-- ENTRIES PROVIDED --
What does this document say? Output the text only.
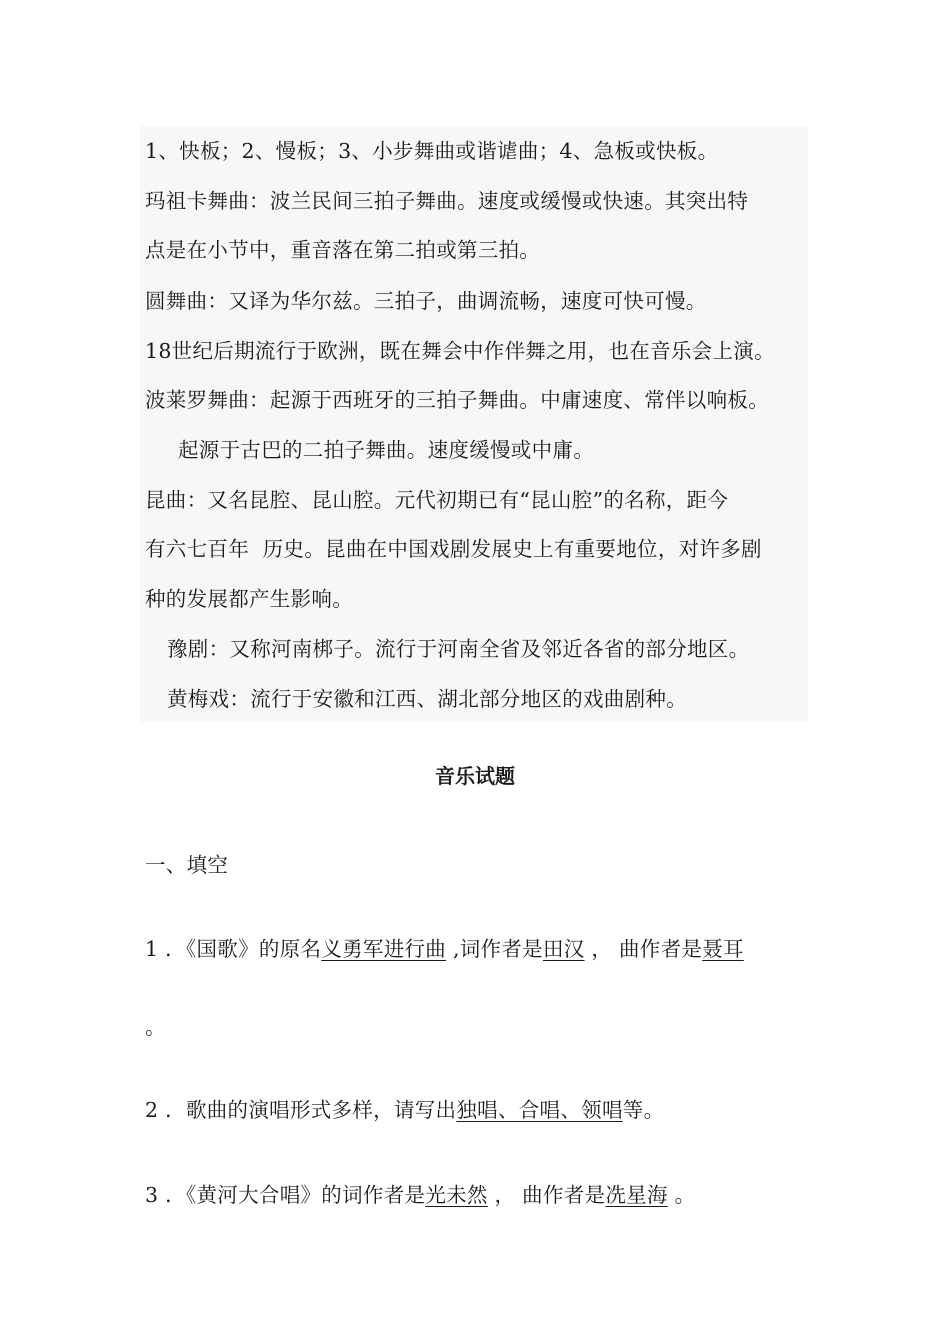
1、快板；2、慢板；3、小步舞曲或谐谑曲；4、急板或快板。
玛祖卡舞曲：波兰民间三拍子舞曲。速度或缓慢或快速。其突出特
点是在小节中，重音落在第二拍或第三拍。
圆舞曲：又译为华尔兹。三拍子，曲调流畅，速度可快可慢。
18世纪后期流行于欧洲，既在舞会中作伴舞之用，也在音乐会上演。
波莱罗舞曲：起源于西班牙的三拍子舞曲。中庸速度、常伴以响板。
起源于古巴的二拍子舞曲。速度缓慢或中庸。
昆曲：又名昆腔、昆山腔。元代初期已有“昆山腔”的名称，距今
有六七百年  历史。昆曲在中国戏剧发展史上有重要地位，对许多剧
种的发展都产生影响。
豫剧：又称河南梆子。流行于河南全省及邻近各省的部分地区。
黄梅戏：流行于安徽和江西、湖北部分地区的戏曲剧种。
音乐试题
一、填空
1 ．《国歌》的原名义勇军进行曲 ,词作者是田汉 ， 曲作者是聂耳
。
2 ．歌曲的演唱形式多样，请写出独唱、合唱、领唱等。
3 ．《黄河大合唱》的词作者是光未然 ， 曲作者是冼星海 。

-- GIVEN REQUEST --
Print each line of the material above exactly, with the pictures removed from your copy.

-- SOLUTION TO THIS TASK --
What does this document say? Output the text only.
1、快板；2、慢板；3、小步舞曲或谐谑曲；4、急板或快板。
玛祖卡舞曲：波兰民间三拍子舞曲。速度或缓慢或快速。其突出特
点是在小节中，重音落在第二拍或第三拍。
圆舞曲：又译为华尔兹。三拍子，曲调流畅，速度可快可慢。
18世纪后期流行于欧洲，既在舞会中作伴舞之用，也在音乐会上演。
波莱罗舞曲：起源于西班牙的三拍子舞曲。中庸速度、常伴以响板。
起源于古巴的二拍子舞曲。速度缓慢或中庸。
昆曲：又名昆腔、昆山腔。元代初期已有“昆山腔”的名称，距今
有六七百年  历史。昆曲在中国戏剧发展史上有重要地位，对许多剧
种的发展都产生影响。
豫剧：又称河南梆子。流行于河南全省及邻近各省的部分地区。
黄梅戏：流行于安徽和江西、湖北部分地区的戏曲剧种。
音乐试题
一、填空
1 ．《国歌》的原名义勇军进行曲 ,词作者是田汉 ， 曲作者是聂耳
。
2 ．歌曲的演唱形式多样，请写出独唱、合唱、领唱等。
3 ．《黄河大合唱》的词作者是光未然 ， 曲作者是冼星海 。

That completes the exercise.